- **Exercise brief**
Every line below should be copied exactly; drop the pictures.

- **Input rows**
· · · · ·
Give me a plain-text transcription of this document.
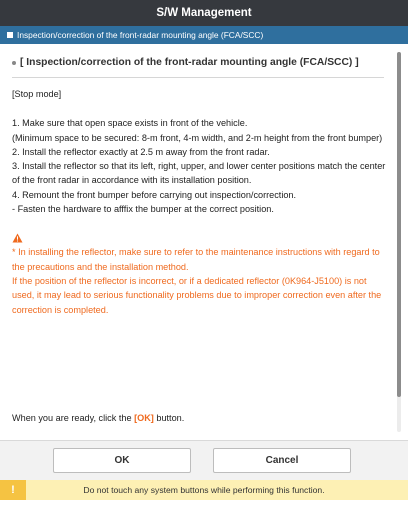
S/W Management
Inspection/correction of the front-radar mounting angle (FCA/SCC)
[ Inspection/correction of the front-radar mounting angle (FCA/SCC) ]
[Stop mode]
1. Make sure that open space exists in front of the vehicle.
(Minimum space to be secured: 8-m front, 4-m width, and 2-m height from the front bumper)
2. Install the reflector exactly at 2.5 m away from the front radar.
3. Install the reflector so that its left, right, upper, and lower center positions match the center of the front radar in accordance with its installation position.
4. Remount the front bumper before carrying out inspection/correction.
- Fasten the hardware to afffix the bumper at the correct position.
* In installing the reflector, make sure to refer to the maintenance instructions with regard to the precautions and the installation method.
If the position of the reflector is incorrect, or if a dedicated reflector (0K964-J5100) is not used, it may lead to serious functionality problems due to improper correction even after the correction is completed.
When you are ready, click the [OK] button.
OK	Cancel
!	Do not touch any system buttons while performing this function.
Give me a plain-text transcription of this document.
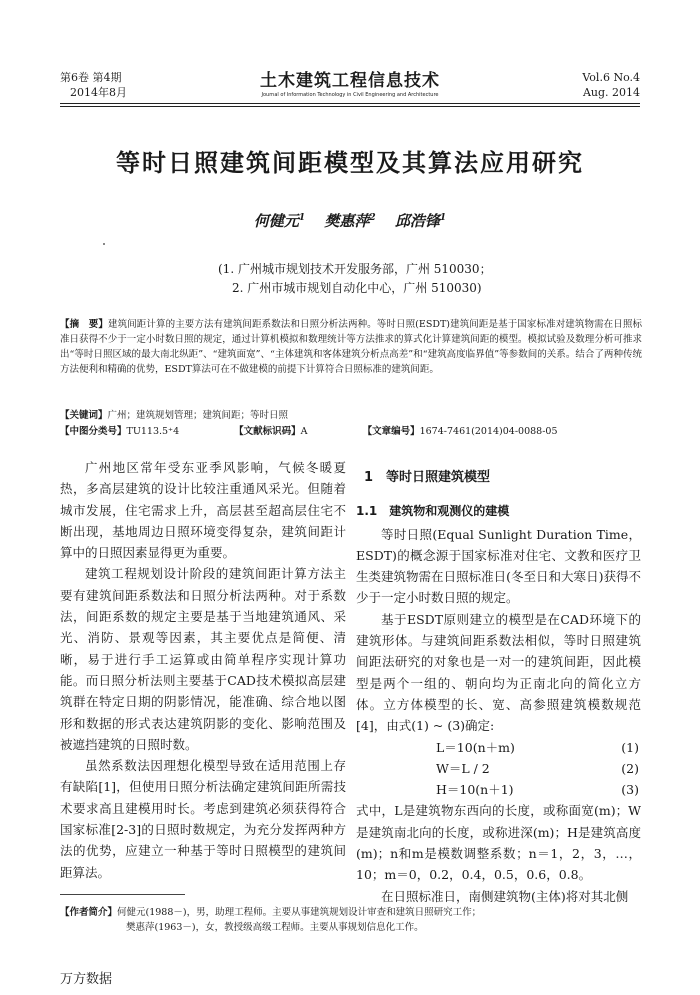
第6卷 第4期
2014年8月
土木建筑工程信息技术
Journal of Information Technology in Civil Engineering and Architecture
Vol.6 No.4
Aug. 2014
等时日照建筑间距模型及其算法应用研究
何健元$^1$ 樊惠萍$^2$ 邱浩锋$^1$
(1. 广州城市规划技术开发服务部，广州 510030；
2. 广州市城市规划自动化中心，广州 510030)
【摘　要】建筑间距计算的主要方法有建筑间距系数法和日照分析法两种。等时日照(ESDT)建筑间距是基于国家标准对建筑物需在日照标准日获得不少于一定小时数日照的规定，通过计算机模拟和数理统计等方法推求的算式化计算建筑间距的模型。模拟试验及数理分析可推求出“等时日照区域的最大南北纵距”、“建筑面宽”、“主体建筑和客体建筑分析点高差”和“建筑高度临界值”等参数间的关系。结合了两种传统方法便利和精确的优势，ESDT算法可在不做建模的前提下计算符合日照标准的建筑间距。
【关键词】广州；建筑规划管理；建筑间距；等时日照
【中图分类号】TU113.5⁺4	【文献标识码】A	【文章编号】1674-7461(2014)04-0088-05

广州地区常年受东亚季风影响，气候冬暖夏热，多高层建筑的设计比较注重通风采光。但随着城市发展，住宅需求上升，高层甚至超高层住宅不断出现，基地周边日照环境变得复杂，建筑间距计算中的日照因素显得更为重要。

建筑工程规划设计阶段的建筑间距计算方法主要有建筑间距系数法和日照分析法两种。对于系数法，间距系数的规定主要是基于当地建筑通风、采光、消防、景观等因素，其主要优点是简便、清晰，易于进行手工运算或由简单程序实现计算功能。而日照分析法则主要基于CAD技术模拟高层建筑群在特定日期的阴影情况，能准确、综合地以图形和数据的形式表达建筑阴影的变化、影响范围及被遮挡建筑的日照时数。

虽然系数法因理想化模型导致在适用范围上存有缺陷[1]，但使用日照分析法确定建筑间距所需技术要求高且建模用时长。考虑到建筑必须获得符合国家标准[2-3]的日照时数规定，为充分发挥两种方法的优势，应建立一种基于等时日照模型的建筑间距算法。

1　等时日照建筑模型
1.1　建筑物和观测仪的建模

等时日照(Equal Sunlight Duration Time，ESDT)的概念源于国家标准对住宅、文教和医疗卫生类建筑物需在日照标准日(冬至日和大寒日)获得不少于一定小时数日照的规定。

基于ESDT原则建立的模型是在CAD环境下的建筑形体。与建筑间距系数法相似，等时日照建筑间距法研究的对象也是一对一的建筑间距，因此模型是两个一组的、朝向均为正南北向的简化立方体。立方体模型的长、宽、高参照建筑模数规范[4]，由式(1) ~ (3)确定:

L＝10(n＋m)	(1)
W＝L / 2	(2)
H＝10(n＋1)	(3)

式中，L是建筑物东西向的长度，或称面宽(m)；W是建筑南北向的长度，或称进深(m)；H是建筑高度(m)；n和m是模数调整系数；n＝1，2，3，…，10；m＝0，0.2，0.4，0.5，0.6，0.8。

在日照标准日，南侧建筑物(主体)将对其北侧

【作者简介】何健元(1988－)，男，助理工程师。主要从事建筑规划设计审查和建筑日照研究工作；
樊惠萍(1963－)，女，教授级高级工程师。主要从事规划信息化工作。
万方数据
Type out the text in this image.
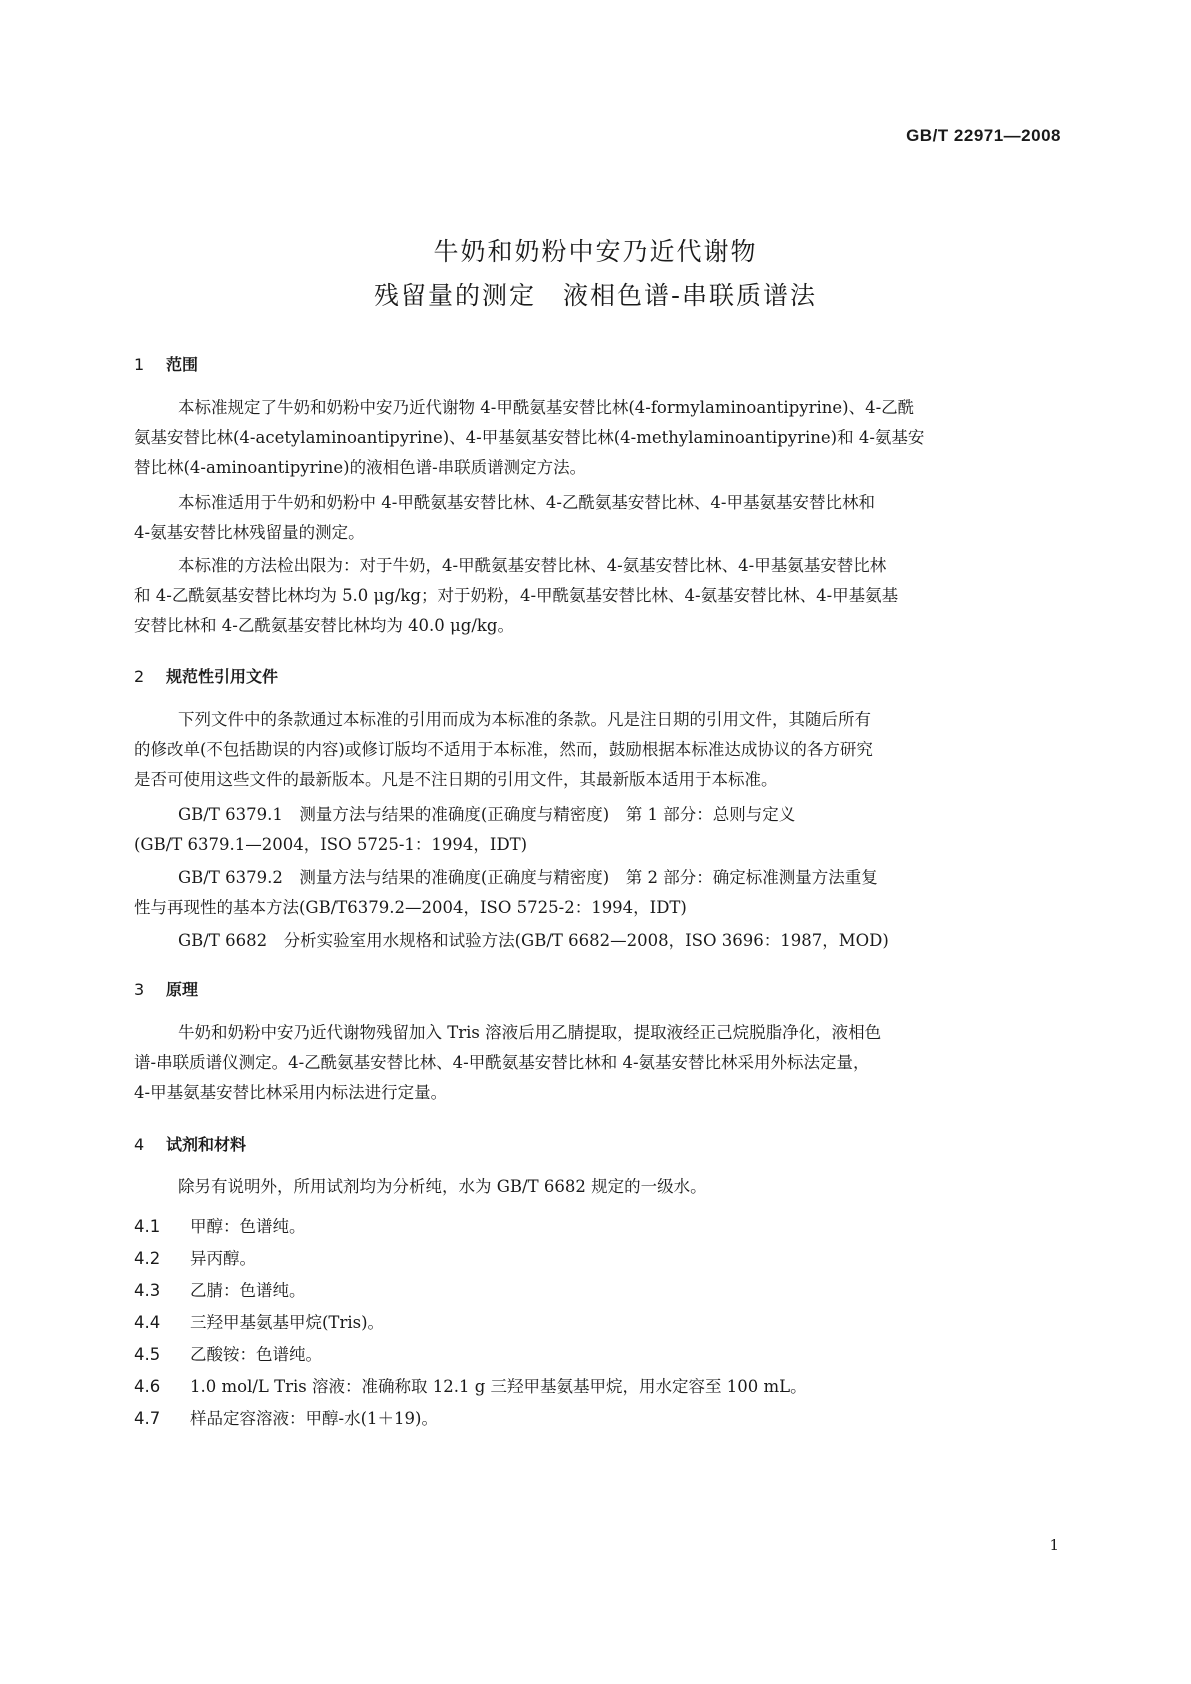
GB/T 22971—2008
牛奶和奶粉中安乃近代谢物
残留量的测定　液相色谱-串联质谱法
1 范围
本标准规定了牛奶和奶粉中安乃近代谢物 4-甲酰氨基安替比林(4-formylaminoantipyrine)、4-乙酰
氨基安替比林(4-acetylaminoantipyrine)、4-甲基氨基安替比林(4-methylaminoantipyrine)和 4-氨基安
替比林(4-aminoantipyrine)的液相色谱-串联质谱测定方法。
本标准适用于牛奶和奶粉中 4-甲酰氨基安替比林、4-乙酰氨基安替比林、4-甲基氨基安替比林和
4-氨基安替比林残留量的测定。
本标准的方法检出限为：对于牛奶，4-甲酰氨基安替比林、4-氨基安替比林、4-甲基氨基安替比林
和 4-乙酰氨基安替比林均为 5.0 μg/kg；对于奶粉，4-甲酰氨基安替比林、4-氨基安替比林、4-甲基氨基
安替比林和 4-乙酰氨基安替比林均为 40.0 μg/kg。
2 规范性引用文件
下列文件中的条款通过本标准的引用而成为本标准的条款。凡是注日期的引用文件，其随后所有
的修改单(不包括勘误的内容)或修订版均不适用于本标准，然而，鼓励根据本标准达成协议的各方研究
是否可使用这些文件的最新版本。凡是不注日期的引用文件，其最新版本适用于本标准。
GB/T 6379.1　测量方法与结果的准确度(正确度与精密度)　第 1 部分：总则与定义
(GB/T 6379.1—2004，ISO 5725-1：1994，IDT)
GB/T 6379.2　测量方法与结果的准确度(正确度与精密度)　第 2 部分：确定标准测量方法重复
性与再现性的基本方法(GB/T6379.2—2004，ISO 5725-2：1994，IDT)
GB/T 6682　分析实验室用水规格和试验方法(GB/T 6682—2008，ISO 3696：1987，MOD)
3 原理
牛奶和奶粉中安乃近代谢物残留加入 Tris 溶液后用乙腈提取，提取液经正己烷脱脂净化，液相色
谱-串联质谱仪测定。4-乙酰氨基安替比林、4-甲酰氨基安替比林和 4-氨基安替比林采用外标法定量，
4-甲基氨基安替比林采用内标法进行定量。
4 试剂和材料
除另有说明外，所用试剂均为分析纯，水为 GB/T 6682 规定的一级水。
4.1 甲醇：色谱纯。
4.2 异丙醇。
4.3 乙腈：色谱纯。
4.4 三羟甲基氨基甲烷(Tris)。
4.5 乙酸铵：色谱纯。
4.6 1.0 mol/L Tris 溶液：准确称取 12.1 g 三羟甲基氨基甲烷，用水定容至 100 mL。
4.7 样品定容溶液：甲醇-水(1＋19)。
1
· · · · ·
- **Solution**
Give me a plain-text transcription of this document.
S/W Management
Inspection/correction of the front-radar mounting angle (FCA/SCC)
[ Inspection/correction of the front-radar mounting angle (FCA/SCC) ]
[Stop mode]
1. Make sure that open space exists in front of the vehicle.
(Minimum space to be secured: 8-m front, 4-m width, and 2-m height from the front bumper)
2. Install the reflector exactly at 2.5 m away from the front radar.
3. Install the reflector so that its left, right, upper, and lower center positions match the center of the front radar in accordance with its installation position.
4. Remount the front bumper before carrying out inspection/correction.
- Fasten the hardware to afffix the bumper at the correct position.
* In installing the reflector, make sure to refer to the maintenance instructions with regard to the precautions and the installation method.
If the position of the reflector is incorrect, or if a dedicated reflector (0K964-J5100) is not used, it may lead to serious functionality problems due to improper correction even after the correction is completed.
When you are ready, click the [OK] button.
OK	Cancel
!	Do not touch any system buttons while performing this function.
Give me a plain-text transcription of this document.
第6卷 第4期
2014年8月
土木建筑工程信息技术
Journal of Information Technology in Civil Engineering and Architecture
Vol.6 No.4
Aug. 2014
等时日照建筑间距模型及其算法应用研究
何健元$^1$ 樊惠萍$^2$ 邱浩锋$^1$
(1. 广州城市规划技术开发服务部，广州 510030；
2. 广州市城市规划自动化中心，广州 510030)
【摘　要】建筑间距计算的主要方法有建筑间距系数法和日照分析法两种。等时日照(ESDT)建筑间距是基于国家标准对建筑物需在日照标准日获得不少于一定小时数日照的规定，通过计算机模拟和数理统计等方法推求的算式化计算建筑间距的模型。模拟试验及数理分析可推求出“等时日照区域的最大南北纵距”、“建筑面宽”、“主体建筑和客体建筑分析点高差”和“建筑高度临界值”等参数间的关系。结合了两种传统方法便利和精确的优势，ESDT算法可在不做建模的前提下计算符合日照标准的建筑间距。
【关键词】广州；建筑规划管理；建筑间距；等时日照
【中图分类号】TU113.5⁺4	【文献标识码】A	【文章编号】1674-7461(2014)04-0088-05

广州地区常年受东亚季风影响，气候冬暖夏热，多高层建筑的设计比较注重通风采光。但随着城市发展，住宅需求上升，高层甚至超高层住宅不断出现，基地周边日照环境变得复杂，建筑间距计算中的日照因素显得更为重要。

建筑工程规划设计阶段的建筑间距计算方法主要有建筑间距系数法和日照分析法两种。对于系数法，间距系数的规定主要是基于当地建筑通风、采光、消防、景观等因素，其主要优点是简便、清晰，易于进行手工运算或由简单程序实现计算功能。而日照分析法则主要基于CAD技术模拟高层建筑群在特定日期的阴影情况，能准确、综合地以图形和数据的形式表达建筑阴影的变化、影响范围及被遮挡建筑的日照时数。

虽然系数法因理想化模型导致在适用范围上存有缺陷[1]，但使用日照分析法确定建筑间距所需技术要求高且建模用时长。考虑到建筑必须获得符合国家标准[2-3]的日照时数规定，为充分发挥两种方法的优势，应建立一种基于等时日照模型的建筑间距算法。

1　等时日照建筑模型
1.1　建筑物和观测仪的建模

等时日照(Equal Sunlight Duration Time，ESDT)的概念源于国家标准对住宅、文教和医疗卫生类建筑物需在日照标准日(冬至日和大寒日)获得不少于一定小时数日照的规定。

基于ESDT原则建立的模型是在CAD环境下的建筑形体。与建筑间距系数法相似，等时日照建筑间距法研究的对象也是一对一的建筑间距，因此模型是两个一组的、朝向均为正南北向的简化立方体。立方体模型的长、宽、高参照建筑模数规范[4]，由式(1) ~ (3)确定:

L＝10(n＋m)	(1)
W＝L / 2	(2)
H＝10(n＋1)	(3)

式中，L是建筑物东西向的长度，或称面宽(m)；W是建筑南北向的长度，或称进深(m)；H是建筑高度(m)；n和m是模数调整系数；n＝1，2，3，…，10；m＝0，0.2，0.4，0.5，0.6，0.8。

在日照标准日，南侧建筑物(主体)将对其北侧

【作者简介】何健元(1988－)，男，助理工程师。主要从事建筑规划设计审查和建筑日照研究工作；
樊惠萍(1963－)，女，教授级高级工程师。主要从事规划信息化工作。
万方数据
Type out the text in this image.
GB/T 22971—2008
牛奶和奶粉中安乃近代谢物
残留量的测定　液相色谱-串联质谱法
1 范围
本标准规定了牛奶和奶粉中安乃近代谢物 4-甲酰氨基安替比林(4-formylaminoantipyrine)、4-乙酰
氨基安替比林(4-acetylaminoantipyrine)、4-甲基氨基安替比林(4-methylaminoantipyrine)和 4-氨基安
替比林(4-aminoantipyrine)的液相色谱-串联质谱测定方法。
本标准适用于牛奶和奶粉中 4-甲酰氨基安替比林、4-乙酰氨基安替比林、4-甲基氨基安替比林和
4-氨基安替比林残留量的测定。
本标准的方法检出限为：对于牛奶，4-甲酰氨基安替比林、4-氨基安替比林、4-甲基氨基安替比林
和 4-乙酰氨基安替比林均为 5.0 μg/kg；对于奶粉，4-甲酰氨基安替比林、4-氨基安替比林、4-甲基氨基
安替比林和 4-乙酰氨基安替比林均为 40.0 μg/kg。
2 规范性引用文件
下列文件中的条款通过本标准的引用而成为本标准的条款。凡是注日期的引用文件，其随后所有
的修改单(不包括勘误的内容)或修订版均不适用于本标准，然而，鼓励根据本标准达成协议的各方研究
是否可使用这些文件的最新版本。凡是不注日期的引用文件，其最新版本适用于本标准。
GB/T 6379.1　测量方法与结果的准确度(正确度与精密度)　第 1 部分：总则与定义
(GB/T 6379.1—2004，ISO 5725-1：1994，IDT)
GB/T 6379.2　测量方法与结果的准确度(正确度与精密度)　第 2 部分：确定标准测量方法重复
性与再现性的基本方法(GB/T6379.2—2004，ISO 5725-2：1994，IDT)
GB/T 6682　分析实验室用水规格和试验方法(GB/T 6682—2008，ISO 3696：1987，MOD)
3 原理
牛奶和奶粉中安乃近代谢物残留加入 Tris 溶液后用乙腈提取，提取液经正己烷脱脂净化，液相色
谱-串联质谱仪测定。4-乙酰氨基安替比林、4-甲酰氨基安替比林和 4-氨基安替比林采用外标法定量，
4-甲基氨基安替比林采用内标法进行定量。
4 试剂和材料
除另有说明外，所用试剂均为分析纯，水为 GB/T 6682 规定的一级水。
4.1 甲醇：色谱纯。
4.2 异丙醇。
4.3 乙腈：色谱纯。
4.4 三羟甲基氨基甲烷(Tris)。
4.5 乙酸铵：色谱纯。
4.6 1.0 mol/L Tris 溶液：准确称取 12.1 g 三羟甲基氨基甲烷，用水定容至 100 mL。
4.7 样品定容溶液：甲醇-水(1＋19)。
1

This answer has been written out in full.